* Aim of the task
Print every entry, word for word, and skip the images.

=== Provided entries ===

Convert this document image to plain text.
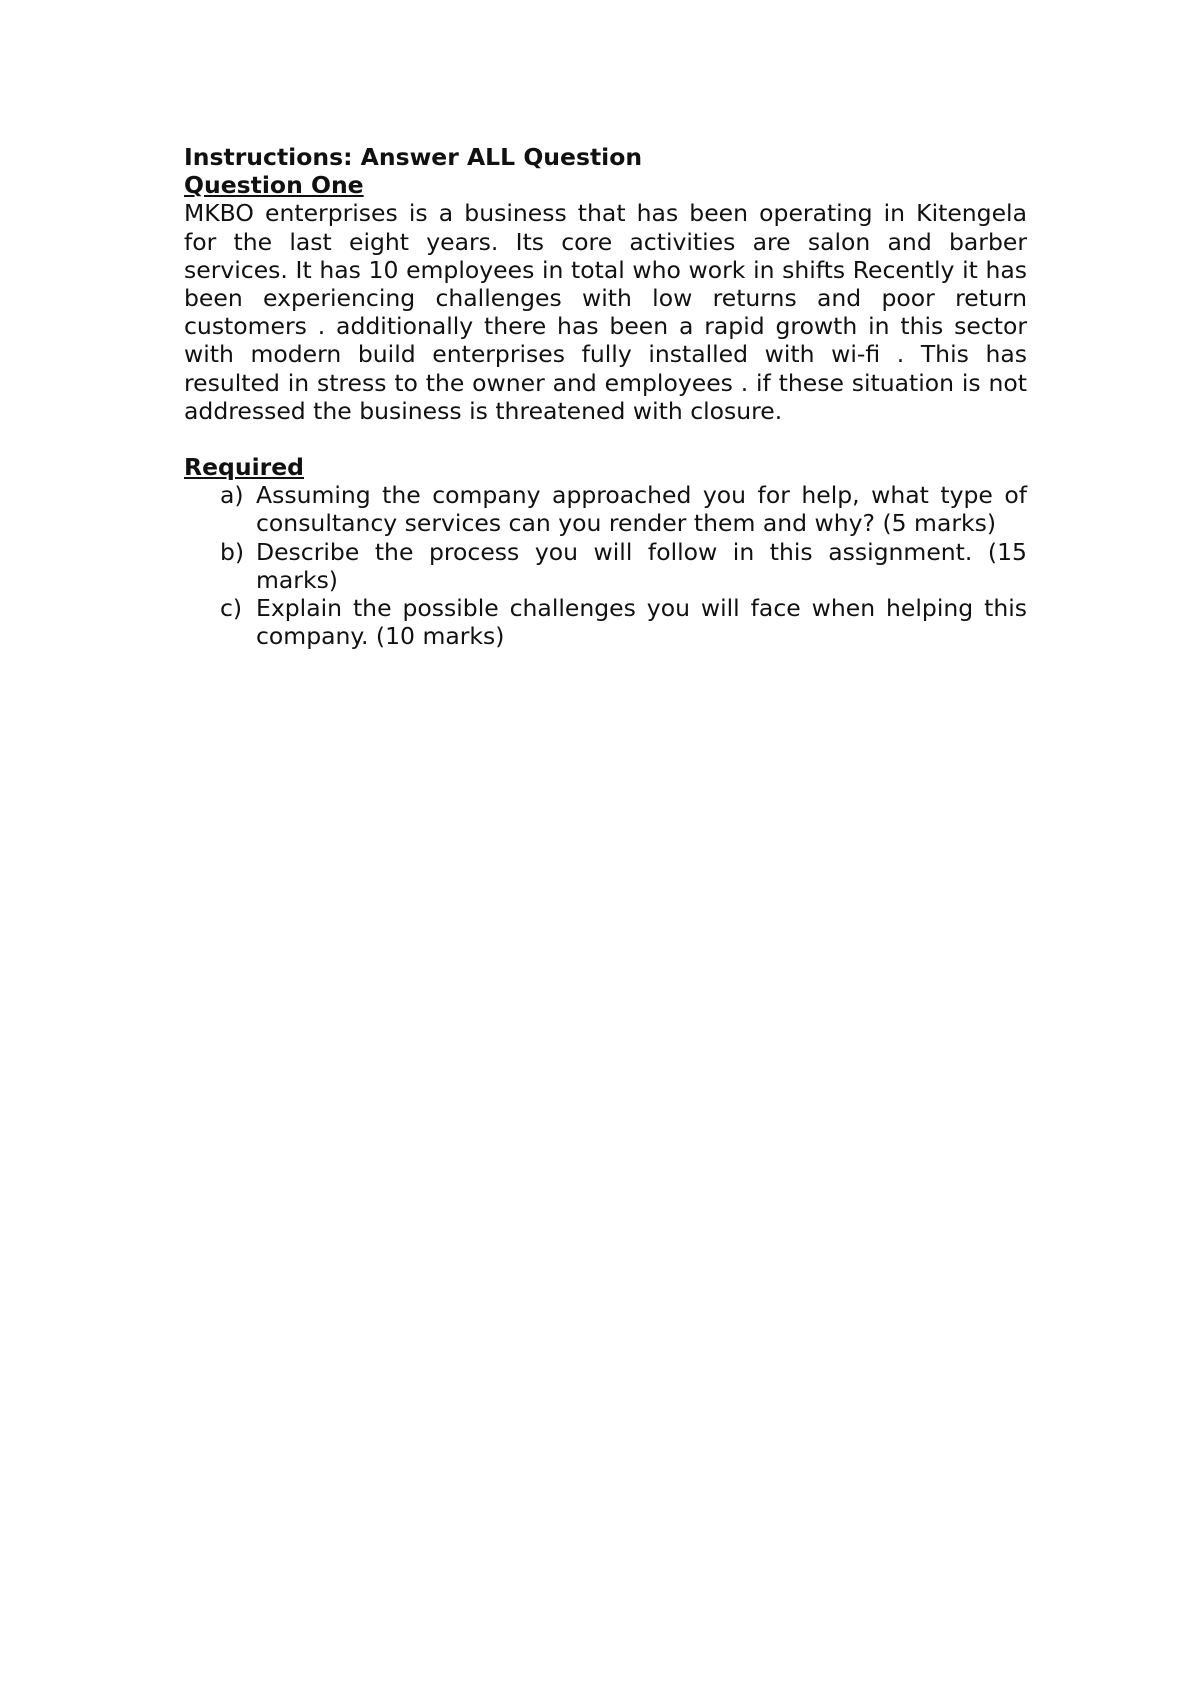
Instructions: Answer ALL Question

Question One

MKBO enterprises is a business that has been operating in Kitengela for the last eight years. Its core activities are salon and barber services. It has 10 employees in total who work in shifts Recently it has been experiencing challenges with low returns and poor return customers . additionally there has been a rapid growth in this sector with modern build enterprises fully installed with wi-fi . This has resulted in stress to the owner and employees . if these situation is not addressed the business is threatened with closure.

Required

a) Assuming the company approached you for help, what type of consultancy services can you render them and why? (5 marks)
b) Describe the process you will follow in this assignment. (15 marks)
c) Explain the possible challenges you will face when helping this company. (10 marks)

===

* Solution
Convert this document image to plain text.
Instructions: Answer ALL Question

Question One

MKBO enterprises is a business that has been operating in Kitengela for the last eight years. Its core activities are salon and barber services. It has 10 employees in total who work in shifts Recently it has been experiencing challenges with low returns and poor return customers . additionally there has been a rapid growth in this sector with modern build enterprises fully installed with wi-fi . This has resulted in stress to the owner and employees . if these situation is not addressed the business is threatened with closure.

Required

a) Assuming the company approached you for help, what type of consultancy services can you render them and why? (5 marks)
b) Describe the process you will follow in this assignment. (15 marks)
c) Explain the possible challenges you will face when helping this company. (10 marks)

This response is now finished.